Return every line below in which "xlabel" appears.

======== PROVIDED RECORDS

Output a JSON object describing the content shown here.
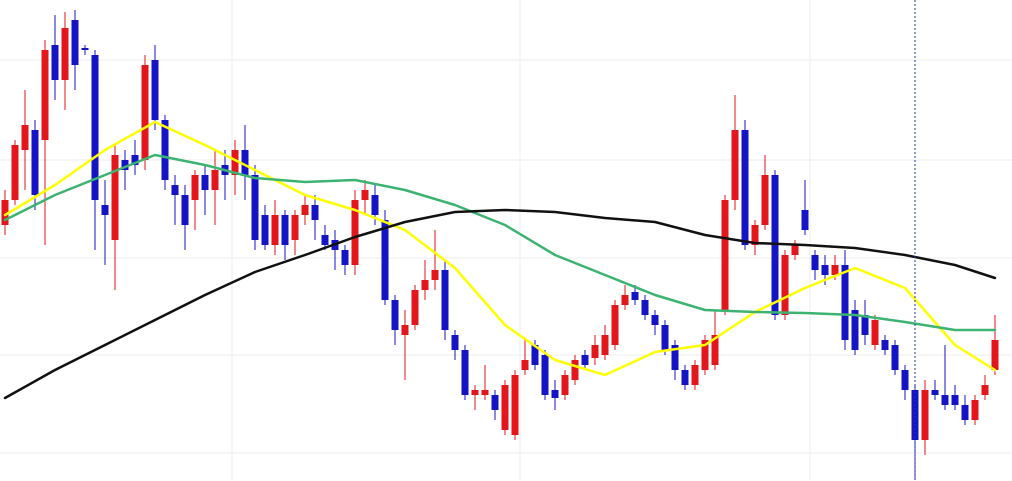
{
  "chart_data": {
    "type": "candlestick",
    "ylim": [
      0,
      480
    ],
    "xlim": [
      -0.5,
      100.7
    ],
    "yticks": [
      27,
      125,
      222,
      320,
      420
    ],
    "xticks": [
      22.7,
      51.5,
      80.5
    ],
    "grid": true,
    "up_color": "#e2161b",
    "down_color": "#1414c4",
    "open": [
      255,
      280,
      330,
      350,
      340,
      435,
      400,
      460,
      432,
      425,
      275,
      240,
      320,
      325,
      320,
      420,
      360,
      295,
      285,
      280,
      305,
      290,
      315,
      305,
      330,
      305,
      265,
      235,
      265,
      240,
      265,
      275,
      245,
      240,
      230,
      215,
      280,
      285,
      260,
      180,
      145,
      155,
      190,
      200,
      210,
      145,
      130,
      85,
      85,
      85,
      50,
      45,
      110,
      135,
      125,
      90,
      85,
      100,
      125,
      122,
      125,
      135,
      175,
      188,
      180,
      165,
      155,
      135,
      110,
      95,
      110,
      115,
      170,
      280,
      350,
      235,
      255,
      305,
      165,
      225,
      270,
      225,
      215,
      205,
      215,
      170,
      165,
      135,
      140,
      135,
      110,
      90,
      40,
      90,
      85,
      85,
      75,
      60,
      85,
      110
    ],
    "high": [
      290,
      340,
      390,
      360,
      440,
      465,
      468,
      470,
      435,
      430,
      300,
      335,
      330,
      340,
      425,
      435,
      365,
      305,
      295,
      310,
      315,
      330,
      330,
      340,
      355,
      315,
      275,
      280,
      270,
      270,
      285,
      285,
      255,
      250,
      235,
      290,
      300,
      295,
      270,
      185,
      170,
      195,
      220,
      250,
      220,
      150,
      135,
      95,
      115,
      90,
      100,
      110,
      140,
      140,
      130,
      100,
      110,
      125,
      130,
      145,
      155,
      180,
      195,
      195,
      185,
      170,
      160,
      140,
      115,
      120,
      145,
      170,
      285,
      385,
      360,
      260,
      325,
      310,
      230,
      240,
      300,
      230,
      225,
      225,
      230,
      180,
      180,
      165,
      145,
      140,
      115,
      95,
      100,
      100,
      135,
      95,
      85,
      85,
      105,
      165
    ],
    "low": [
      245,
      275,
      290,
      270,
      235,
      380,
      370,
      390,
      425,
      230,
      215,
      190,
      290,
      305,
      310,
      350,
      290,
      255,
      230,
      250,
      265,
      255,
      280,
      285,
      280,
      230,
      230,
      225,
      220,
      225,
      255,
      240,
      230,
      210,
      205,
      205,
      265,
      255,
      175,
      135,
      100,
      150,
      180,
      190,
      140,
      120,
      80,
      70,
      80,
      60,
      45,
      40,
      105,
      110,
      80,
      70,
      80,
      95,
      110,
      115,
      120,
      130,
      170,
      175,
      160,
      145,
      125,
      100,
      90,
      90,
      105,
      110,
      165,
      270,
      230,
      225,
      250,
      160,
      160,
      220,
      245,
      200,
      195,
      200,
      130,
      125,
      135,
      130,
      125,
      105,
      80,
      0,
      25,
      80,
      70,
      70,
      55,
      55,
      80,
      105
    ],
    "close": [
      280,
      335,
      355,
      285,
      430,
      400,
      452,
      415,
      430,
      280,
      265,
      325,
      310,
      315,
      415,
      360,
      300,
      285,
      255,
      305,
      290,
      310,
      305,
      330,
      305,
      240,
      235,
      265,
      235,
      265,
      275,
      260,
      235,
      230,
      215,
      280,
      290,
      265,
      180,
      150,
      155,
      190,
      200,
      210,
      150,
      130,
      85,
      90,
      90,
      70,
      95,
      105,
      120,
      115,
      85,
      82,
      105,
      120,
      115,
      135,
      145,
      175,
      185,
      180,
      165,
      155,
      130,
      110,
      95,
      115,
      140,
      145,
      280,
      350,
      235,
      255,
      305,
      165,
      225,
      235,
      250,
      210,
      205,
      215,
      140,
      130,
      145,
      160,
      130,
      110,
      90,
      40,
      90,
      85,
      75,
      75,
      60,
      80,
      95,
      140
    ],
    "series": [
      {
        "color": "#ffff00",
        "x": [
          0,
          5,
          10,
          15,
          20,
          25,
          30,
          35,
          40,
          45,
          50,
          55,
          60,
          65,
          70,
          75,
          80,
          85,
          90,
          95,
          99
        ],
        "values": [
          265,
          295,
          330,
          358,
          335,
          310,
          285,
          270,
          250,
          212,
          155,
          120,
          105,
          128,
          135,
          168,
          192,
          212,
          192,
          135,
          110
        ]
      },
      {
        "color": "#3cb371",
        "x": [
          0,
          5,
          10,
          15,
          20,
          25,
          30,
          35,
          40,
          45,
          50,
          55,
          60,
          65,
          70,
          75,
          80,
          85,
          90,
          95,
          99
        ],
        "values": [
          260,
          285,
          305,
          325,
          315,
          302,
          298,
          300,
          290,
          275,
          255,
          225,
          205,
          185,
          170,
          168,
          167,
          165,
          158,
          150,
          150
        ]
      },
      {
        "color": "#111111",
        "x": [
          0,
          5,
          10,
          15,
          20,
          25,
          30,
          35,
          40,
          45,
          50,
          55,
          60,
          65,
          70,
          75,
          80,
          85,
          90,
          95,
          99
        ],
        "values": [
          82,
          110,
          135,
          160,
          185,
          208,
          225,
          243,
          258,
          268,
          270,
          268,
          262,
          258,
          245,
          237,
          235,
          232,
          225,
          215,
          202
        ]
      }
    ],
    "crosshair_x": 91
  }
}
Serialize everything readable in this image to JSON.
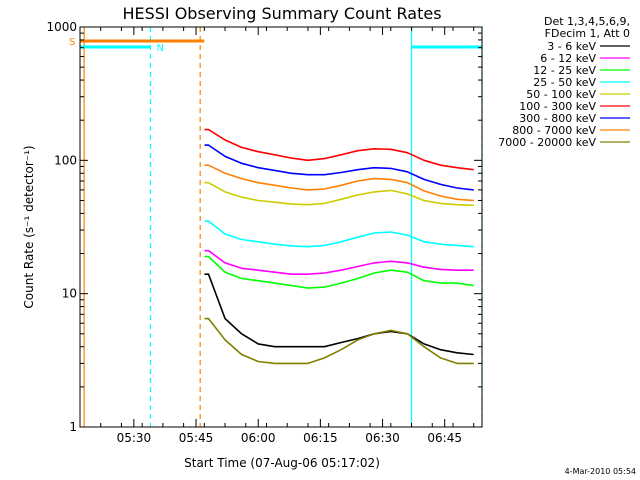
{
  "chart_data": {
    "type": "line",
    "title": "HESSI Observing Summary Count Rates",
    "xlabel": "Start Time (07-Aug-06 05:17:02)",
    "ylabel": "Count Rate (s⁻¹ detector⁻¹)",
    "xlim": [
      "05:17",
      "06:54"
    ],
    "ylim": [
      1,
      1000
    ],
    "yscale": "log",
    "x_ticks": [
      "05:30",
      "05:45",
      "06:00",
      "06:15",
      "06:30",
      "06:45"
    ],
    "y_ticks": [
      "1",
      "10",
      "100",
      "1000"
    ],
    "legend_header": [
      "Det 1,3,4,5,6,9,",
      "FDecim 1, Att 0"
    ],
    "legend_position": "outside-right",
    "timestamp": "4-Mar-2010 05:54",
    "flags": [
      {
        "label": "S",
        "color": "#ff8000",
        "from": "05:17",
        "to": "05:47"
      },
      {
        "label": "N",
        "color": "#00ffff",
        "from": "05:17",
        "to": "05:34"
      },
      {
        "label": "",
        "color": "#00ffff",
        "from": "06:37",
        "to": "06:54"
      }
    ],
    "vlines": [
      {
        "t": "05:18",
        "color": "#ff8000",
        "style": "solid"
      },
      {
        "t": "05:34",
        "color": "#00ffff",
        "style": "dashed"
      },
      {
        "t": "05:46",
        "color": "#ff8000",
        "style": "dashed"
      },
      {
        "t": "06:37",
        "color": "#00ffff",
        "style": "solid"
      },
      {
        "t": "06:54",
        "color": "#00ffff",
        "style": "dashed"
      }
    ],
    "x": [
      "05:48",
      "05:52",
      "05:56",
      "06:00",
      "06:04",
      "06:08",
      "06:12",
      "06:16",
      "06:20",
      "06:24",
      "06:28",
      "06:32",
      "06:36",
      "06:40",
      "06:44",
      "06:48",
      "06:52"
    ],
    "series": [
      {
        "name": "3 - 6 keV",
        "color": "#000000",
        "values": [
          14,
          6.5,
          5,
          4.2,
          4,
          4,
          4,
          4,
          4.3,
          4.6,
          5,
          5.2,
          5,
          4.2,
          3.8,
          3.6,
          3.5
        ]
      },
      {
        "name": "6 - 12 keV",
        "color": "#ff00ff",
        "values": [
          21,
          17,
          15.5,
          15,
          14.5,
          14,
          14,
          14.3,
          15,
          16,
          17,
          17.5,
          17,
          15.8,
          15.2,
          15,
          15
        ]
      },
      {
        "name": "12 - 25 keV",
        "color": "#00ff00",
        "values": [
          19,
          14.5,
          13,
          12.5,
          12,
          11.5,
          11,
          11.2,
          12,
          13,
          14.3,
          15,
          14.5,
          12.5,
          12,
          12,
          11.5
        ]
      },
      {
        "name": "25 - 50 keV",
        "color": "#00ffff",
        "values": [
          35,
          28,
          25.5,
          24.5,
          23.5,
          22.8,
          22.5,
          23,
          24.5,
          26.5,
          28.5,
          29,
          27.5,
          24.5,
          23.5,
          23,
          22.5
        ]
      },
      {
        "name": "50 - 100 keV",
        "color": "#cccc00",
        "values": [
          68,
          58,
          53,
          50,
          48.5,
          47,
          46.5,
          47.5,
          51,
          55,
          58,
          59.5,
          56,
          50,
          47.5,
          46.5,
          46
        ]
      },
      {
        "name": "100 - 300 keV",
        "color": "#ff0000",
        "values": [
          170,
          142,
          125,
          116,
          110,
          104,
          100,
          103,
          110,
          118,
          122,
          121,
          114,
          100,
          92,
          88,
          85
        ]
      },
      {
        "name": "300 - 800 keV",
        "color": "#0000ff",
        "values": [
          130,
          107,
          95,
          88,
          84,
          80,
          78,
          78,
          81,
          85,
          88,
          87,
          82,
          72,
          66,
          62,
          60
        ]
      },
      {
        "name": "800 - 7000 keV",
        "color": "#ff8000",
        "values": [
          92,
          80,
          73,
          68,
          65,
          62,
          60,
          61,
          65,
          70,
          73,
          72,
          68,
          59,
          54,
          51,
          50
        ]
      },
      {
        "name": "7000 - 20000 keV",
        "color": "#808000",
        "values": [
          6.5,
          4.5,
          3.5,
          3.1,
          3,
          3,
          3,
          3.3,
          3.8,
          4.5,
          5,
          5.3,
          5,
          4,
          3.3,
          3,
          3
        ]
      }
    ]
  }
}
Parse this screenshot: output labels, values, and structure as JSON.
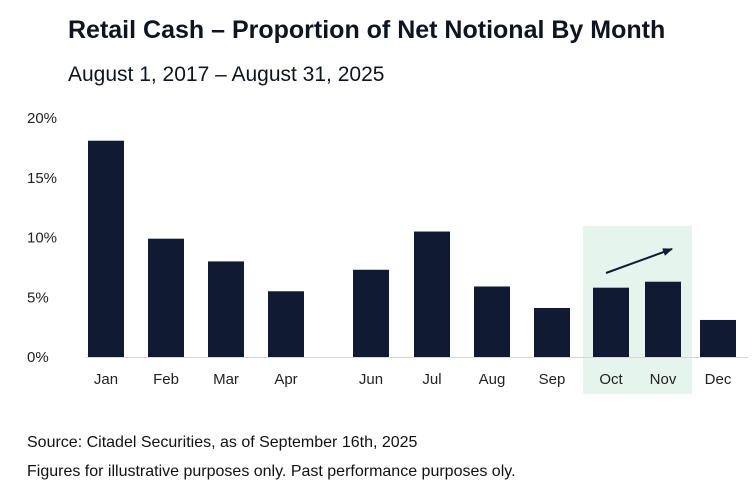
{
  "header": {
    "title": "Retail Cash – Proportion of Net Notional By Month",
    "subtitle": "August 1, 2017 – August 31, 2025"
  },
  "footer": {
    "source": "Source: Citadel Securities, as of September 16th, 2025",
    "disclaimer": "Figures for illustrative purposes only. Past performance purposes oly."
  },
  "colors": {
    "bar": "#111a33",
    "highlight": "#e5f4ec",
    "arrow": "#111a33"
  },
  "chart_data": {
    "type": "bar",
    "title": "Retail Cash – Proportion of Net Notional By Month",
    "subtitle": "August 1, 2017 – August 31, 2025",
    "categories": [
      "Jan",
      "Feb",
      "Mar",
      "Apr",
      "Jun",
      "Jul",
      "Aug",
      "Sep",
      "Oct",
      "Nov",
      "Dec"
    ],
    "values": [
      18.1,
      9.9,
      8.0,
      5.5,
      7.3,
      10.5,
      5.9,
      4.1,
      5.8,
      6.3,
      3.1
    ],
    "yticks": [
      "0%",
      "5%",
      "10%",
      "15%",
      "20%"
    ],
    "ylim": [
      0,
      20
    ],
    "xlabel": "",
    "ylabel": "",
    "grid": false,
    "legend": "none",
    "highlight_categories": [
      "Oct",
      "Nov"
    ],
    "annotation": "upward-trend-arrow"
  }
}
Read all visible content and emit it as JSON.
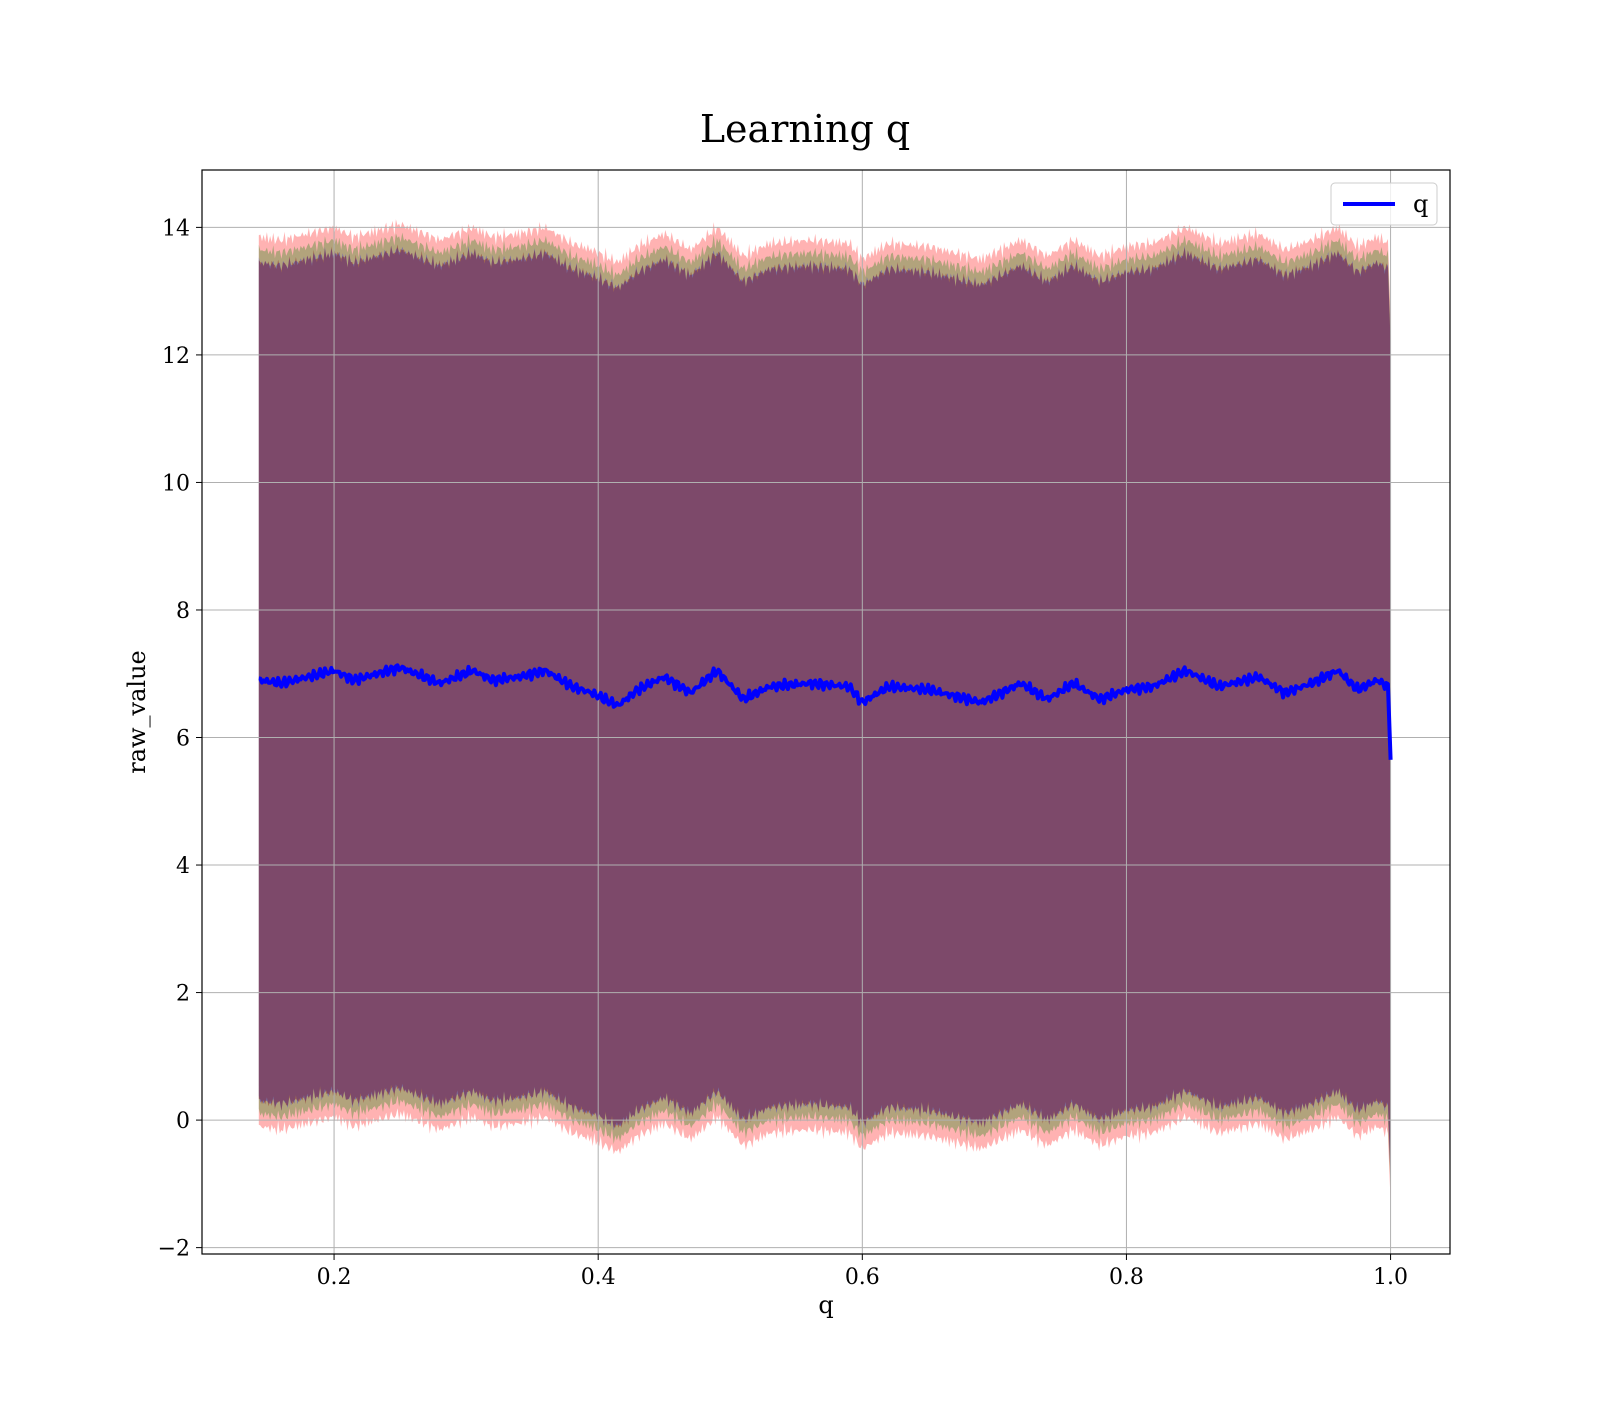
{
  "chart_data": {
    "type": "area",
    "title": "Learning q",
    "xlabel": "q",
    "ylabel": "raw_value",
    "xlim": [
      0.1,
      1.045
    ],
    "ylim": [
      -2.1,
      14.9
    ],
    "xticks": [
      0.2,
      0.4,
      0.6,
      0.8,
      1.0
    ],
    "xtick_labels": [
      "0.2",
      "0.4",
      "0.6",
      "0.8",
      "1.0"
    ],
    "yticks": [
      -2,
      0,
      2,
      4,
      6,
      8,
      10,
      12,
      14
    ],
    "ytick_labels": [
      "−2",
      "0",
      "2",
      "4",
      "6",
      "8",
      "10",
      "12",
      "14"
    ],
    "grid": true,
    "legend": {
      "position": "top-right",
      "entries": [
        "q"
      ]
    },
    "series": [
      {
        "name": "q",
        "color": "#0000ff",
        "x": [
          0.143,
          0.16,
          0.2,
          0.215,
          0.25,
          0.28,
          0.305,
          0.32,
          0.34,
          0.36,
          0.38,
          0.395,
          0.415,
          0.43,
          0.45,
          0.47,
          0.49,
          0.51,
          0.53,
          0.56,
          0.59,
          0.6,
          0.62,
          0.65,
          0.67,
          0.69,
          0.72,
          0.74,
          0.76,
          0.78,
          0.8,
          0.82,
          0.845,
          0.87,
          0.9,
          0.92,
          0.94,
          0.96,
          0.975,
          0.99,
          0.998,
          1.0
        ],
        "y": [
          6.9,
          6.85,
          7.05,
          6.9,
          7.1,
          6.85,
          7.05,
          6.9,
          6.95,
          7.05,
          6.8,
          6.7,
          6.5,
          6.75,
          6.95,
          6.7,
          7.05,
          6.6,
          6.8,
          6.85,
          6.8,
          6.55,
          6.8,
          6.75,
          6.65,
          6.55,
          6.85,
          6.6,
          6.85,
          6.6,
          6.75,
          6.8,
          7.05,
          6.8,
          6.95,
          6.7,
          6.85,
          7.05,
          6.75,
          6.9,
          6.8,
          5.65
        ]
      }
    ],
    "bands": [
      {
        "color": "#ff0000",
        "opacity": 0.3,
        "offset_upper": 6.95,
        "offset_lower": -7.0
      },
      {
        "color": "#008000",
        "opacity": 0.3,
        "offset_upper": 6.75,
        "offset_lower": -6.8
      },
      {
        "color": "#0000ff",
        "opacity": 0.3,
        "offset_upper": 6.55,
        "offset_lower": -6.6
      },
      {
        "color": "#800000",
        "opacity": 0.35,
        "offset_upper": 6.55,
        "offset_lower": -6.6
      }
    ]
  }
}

================

== TASK SOLUTION ==
    "xlabel": "Start Time (07-Aug-06 05:17:02)",
    "xlabel": "",
    "xlabel": "q",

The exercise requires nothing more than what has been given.